State how many lines in the listing below include the word "고용허가제", and add nothing besides the number.

--- START RECORDED DATA ---

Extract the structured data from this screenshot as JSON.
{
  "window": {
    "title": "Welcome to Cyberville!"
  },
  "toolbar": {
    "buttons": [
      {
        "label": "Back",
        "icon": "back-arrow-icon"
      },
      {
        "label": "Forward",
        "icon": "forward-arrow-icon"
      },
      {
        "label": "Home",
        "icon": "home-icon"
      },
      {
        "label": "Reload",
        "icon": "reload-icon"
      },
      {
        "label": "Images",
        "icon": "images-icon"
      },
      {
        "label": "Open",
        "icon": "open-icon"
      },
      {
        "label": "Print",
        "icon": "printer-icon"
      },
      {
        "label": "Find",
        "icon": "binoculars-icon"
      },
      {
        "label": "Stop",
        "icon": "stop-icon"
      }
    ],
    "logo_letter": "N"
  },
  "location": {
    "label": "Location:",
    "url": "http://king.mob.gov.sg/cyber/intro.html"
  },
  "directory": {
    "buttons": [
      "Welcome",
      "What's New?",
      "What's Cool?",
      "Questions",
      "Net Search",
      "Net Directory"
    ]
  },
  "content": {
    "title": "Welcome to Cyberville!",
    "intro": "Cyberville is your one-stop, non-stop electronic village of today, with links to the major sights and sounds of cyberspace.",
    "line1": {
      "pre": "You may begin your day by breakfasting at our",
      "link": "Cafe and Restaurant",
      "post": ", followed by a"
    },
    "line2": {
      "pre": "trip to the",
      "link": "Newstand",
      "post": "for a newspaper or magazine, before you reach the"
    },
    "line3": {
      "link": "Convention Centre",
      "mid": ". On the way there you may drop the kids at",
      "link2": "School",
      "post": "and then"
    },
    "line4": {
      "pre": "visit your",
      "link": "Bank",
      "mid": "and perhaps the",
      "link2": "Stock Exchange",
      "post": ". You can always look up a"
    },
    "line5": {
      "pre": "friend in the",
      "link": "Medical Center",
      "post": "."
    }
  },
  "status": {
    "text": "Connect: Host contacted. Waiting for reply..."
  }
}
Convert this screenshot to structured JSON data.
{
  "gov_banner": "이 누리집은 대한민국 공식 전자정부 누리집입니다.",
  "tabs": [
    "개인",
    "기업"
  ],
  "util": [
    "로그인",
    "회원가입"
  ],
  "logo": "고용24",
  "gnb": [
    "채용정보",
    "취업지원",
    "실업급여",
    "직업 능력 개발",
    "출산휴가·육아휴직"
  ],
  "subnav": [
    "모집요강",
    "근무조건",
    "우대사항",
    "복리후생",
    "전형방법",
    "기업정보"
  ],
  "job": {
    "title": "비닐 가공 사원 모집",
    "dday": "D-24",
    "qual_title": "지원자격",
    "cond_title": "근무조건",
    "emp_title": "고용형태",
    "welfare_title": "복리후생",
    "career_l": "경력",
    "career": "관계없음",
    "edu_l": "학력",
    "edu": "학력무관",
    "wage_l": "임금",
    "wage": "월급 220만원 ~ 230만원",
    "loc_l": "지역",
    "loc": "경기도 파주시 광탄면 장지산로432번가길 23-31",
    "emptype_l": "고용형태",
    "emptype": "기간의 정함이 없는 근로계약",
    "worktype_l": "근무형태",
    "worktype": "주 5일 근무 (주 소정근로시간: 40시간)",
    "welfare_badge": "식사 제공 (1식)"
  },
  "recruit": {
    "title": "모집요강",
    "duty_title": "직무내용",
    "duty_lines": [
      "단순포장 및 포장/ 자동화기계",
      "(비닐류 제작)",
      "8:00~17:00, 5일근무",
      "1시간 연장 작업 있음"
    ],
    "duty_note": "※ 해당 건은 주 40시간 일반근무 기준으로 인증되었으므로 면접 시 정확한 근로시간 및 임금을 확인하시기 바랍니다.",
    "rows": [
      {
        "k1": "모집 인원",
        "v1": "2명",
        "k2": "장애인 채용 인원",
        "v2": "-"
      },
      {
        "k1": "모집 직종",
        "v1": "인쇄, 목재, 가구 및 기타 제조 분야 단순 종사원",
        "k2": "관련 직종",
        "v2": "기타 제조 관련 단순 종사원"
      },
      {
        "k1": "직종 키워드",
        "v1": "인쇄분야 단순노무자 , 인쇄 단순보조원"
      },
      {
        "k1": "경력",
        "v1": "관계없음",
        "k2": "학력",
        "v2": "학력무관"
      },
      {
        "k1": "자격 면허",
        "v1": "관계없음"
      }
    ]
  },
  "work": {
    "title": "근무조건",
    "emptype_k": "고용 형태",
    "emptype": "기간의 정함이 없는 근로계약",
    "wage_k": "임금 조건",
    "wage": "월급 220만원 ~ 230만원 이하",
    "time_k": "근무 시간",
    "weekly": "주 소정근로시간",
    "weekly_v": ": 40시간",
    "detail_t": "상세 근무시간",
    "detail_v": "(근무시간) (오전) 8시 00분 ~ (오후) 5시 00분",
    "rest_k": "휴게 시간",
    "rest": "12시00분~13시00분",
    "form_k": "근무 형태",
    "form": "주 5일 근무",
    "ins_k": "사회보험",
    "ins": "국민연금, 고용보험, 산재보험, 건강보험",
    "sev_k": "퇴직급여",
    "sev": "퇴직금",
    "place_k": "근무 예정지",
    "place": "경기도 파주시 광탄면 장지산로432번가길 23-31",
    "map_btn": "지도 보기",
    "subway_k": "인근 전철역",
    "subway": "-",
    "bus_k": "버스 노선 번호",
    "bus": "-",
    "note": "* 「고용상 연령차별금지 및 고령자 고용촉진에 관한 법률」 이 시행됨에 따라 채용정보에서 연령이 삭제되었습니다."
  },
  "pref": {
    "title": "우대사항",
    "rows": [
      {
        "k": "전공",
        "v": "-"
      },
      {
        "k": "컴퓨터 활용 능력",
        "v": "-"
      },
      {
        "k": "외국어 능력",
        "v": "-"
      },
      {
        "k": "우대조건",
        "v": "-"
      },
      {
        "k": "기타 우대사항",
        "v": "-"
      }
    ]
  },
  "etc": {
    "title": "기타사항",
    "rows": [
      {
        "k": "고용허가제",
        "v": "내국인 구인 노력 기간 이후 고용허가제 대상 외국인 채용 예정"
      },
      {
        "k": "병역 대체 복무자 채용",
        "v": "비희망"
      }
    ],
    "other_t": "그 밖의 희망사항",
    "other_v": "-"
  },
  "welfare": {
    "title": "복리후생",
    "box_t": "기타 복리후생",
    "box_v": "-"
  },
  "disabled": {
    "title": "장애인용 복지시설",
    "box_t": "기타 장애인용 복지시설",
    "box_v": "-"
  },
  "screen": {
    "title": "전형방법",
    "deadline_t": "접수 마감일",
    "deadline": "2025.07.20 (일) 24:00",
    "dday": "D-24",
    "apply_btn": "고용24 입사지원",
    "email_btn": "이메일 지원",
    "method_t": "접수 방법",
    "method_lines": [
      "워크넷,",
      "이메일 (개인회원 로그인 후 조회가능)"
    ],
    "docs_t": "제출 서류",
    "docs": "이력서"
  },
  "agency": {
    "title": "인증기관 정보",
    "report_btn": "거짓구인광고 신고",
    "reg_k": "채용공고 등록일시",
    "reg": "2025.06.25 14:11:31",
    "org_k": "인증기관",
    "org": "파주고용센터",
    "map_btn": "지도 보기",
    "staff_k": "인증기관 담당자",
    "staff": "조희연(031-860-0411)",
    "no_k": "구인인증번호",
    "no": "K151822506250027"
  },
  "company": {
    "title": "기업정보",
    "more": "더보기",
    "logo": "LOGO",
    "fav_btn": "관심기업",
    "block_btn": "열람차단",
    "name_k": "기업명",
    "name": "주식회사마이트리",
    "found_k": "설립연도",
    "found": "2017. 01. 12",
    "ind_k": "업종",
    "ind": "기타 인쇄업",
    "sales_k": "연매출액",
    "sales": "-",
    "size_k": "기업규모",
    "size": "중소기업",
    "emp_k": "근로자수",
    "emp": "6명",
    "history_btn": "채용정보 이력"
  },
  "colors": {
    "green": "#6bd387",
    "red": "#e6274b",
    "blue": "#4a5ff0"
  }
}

--- END RECORDED DATA ---

# SOLUTION
2